▸ **DATA FOR THIS TASK**
* BEGIN *

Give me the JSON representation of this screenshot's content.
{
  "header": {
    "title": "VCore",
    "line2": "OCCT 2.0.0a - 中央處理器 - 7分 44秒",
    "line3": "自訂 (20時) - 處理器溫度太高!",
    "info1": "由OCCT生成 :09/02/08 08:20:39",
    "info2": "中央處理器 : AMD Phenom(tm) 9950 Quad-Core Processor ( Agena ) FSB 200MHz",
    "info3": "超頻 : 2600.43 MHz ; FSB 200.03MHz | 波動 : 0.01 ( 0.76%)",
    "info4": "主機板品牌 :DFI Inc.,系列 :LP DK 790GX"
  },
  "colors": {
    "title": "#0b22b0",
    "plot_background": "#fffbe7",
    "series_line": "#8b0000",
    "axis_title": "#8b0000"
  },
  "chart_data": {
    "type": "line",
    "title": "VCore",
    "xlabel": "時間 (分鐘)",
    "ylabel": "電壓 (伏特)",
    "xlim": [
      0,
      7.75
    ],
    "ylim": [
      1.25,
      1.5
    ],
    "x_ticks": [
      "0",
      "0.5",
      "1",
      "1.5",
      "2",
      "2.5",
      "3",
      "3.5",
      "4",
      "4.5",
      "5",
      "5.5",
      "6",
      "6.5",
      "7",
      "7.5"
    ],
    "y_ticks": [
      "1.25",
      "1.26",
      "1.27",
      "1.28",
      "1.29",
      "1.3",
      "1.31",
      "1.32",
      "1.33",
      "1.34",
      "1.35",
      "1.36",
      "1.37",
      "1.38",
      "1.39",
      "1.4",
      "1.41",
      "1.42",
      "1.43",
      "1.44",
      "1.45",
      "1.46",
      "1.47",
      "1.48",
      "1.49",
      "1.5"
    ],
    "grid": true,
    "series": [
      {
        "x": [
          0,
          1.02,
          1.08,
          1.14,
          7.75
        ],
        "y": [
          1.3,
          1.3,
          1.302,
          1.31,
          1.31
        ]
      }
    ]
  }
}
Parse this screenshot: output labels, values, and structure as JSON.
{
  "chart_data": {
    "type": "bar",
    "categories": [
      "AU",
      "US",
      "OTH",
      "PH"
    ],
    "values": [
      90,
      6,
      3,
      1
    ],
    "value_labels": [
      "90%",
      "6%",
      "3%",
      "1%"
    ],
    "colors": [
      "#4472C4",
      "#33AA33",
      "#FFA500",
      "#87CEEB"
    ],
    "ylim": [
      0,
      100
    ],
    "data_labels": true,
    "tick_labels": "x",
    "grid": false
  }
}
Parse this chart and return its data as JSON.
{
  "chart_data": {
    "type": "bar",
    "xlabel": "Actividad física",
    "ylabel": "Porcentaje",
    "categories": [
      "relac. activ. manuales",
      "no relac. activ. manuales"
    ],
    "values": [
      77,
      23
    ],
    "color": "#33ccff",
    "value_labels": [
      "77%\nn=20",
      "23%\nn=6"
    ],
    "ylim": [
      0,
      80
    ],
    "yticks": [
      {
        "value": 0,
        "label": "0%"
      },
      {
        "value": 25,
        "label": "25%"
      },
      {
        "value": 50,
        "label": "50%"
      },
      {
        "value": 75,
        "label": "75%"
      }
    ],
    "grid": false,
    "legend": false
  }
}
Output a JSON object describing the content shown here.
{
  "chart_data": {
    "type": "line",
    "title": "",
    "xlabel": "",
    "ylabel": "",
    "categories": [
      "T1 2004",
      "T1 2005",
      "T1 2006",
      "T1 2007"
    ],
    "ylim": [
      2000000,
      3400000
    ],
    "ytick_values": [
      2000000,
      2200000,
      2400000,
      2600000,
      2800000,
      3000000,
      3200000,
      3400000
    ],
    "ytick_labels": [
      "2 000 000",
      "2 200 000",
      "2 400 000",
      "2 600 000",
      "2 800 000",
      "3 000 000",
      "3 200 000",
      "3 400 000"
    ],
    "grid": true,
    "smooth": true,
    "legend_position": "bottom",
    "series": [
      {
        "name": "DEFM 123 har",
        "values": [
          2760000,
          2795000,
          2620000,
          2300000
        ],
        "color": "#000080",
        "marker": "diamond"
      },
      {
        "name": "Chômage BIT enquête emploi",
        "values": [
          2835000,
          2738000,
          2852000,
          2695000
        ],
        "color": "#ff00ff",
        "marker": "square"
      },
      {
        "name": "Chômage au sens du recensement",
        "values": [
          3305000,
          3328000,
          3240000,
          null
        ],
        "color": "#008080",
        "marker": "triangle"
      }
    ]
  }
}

* END *

Collect the lines that hold "relac".

      "relac. activ. manuales",
      "no relac. activ. manuales"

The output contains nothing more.